**Task brief**.
Go over the entries below line by line, copying each one that contains the word "document".

-- Start Information supplied --

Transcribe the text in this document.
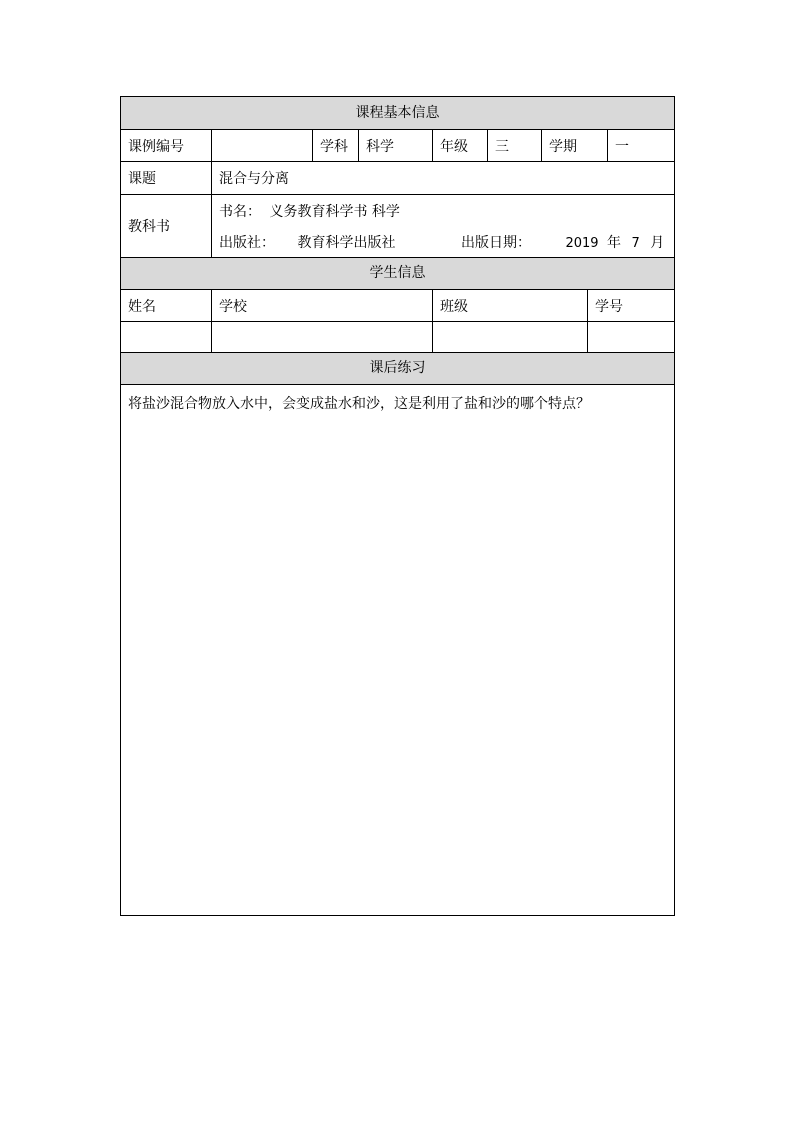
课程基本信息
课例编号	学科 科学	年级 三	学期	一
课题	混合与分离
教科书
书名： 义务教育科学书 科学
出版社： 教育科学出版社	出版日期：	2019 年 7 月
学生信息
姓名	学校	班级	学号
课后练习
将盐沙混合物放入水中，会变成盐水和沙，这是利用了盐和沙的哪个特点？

-- End Information supplied --
-- Start Information supplied --

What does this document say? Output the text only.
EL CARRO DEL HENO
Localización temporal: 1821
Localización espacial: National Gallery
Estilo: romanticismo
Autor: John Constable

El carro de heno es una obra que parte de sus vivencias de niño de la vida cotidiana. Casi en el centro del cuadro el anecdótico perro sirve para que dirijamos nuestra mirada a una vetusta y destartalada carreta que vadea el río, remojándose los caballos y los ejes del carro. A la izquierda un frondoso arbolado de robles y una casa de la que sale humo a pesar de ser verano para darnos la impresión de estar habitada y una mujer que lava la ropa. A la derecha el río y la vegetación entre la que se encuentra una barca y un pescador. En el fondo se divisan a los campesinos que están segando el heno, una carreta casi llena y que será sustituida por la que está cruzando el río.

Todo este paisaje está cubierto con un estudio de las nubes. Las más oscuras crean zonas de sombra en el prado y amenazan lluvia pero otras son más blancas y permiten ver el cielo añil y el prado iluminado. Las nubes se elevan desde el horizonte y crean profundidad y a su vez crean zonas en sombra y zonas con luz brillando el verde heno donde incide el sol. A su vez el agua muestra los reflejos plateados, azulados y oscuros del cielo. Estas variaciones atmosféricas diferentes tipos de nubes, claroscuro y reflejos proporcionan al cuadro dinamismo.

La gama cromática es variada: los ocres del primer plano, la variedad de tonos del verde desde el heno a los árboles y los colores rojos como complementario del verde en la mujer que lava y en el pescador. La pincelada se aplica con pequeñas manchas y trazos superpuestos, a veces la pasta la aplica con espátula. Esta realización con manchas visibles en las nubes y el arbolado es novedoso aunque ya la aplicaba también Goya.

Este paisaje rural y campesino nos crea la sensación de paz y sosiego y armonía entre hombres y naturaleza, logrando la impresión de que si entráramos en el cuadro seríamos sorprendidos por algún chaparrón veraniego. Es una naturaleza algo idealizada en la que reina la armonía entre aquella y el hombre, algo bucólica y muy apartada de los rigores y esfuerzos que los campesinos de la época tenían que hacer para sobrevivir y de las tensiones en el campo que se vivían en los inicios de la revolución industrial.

-- End Information supplied --

**Complete output**.
Transcribe the text in this document.
What does this document say? Output the text only.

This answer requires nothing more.